# SUPPLIED MATERIAL start

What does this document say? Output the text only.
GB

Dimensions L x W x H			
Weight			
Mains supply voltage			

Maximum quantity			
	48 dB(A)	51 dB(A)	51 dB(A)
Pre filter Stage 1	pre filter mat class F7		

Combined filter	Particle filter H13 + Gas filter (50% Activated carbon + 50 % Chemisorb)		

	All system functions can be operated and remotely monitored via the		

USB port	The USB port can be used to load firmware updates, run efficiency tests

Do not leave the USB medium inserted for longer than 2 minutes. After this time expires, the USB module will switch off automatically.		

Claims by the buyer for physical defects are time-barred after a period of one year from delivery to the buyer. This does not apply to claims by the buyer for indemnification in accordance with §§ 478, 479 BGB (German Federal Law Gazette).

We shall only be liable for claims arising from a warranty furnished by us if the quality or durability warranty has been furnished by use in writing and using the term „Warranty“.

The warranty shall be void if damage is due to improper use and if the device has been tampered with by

# SUPPLIED MATERIAL end

__EXERCISE TASK__.
From the records above, pull out every line containing the word "filter".

__OUTPUT OF THE EXERCISE__.
Pre filter Stage 1	pre filter mat class F7		
Combined filter	Particle filter H13 + Gas filter (50% Activated carbon + 50 % Chemisorb)		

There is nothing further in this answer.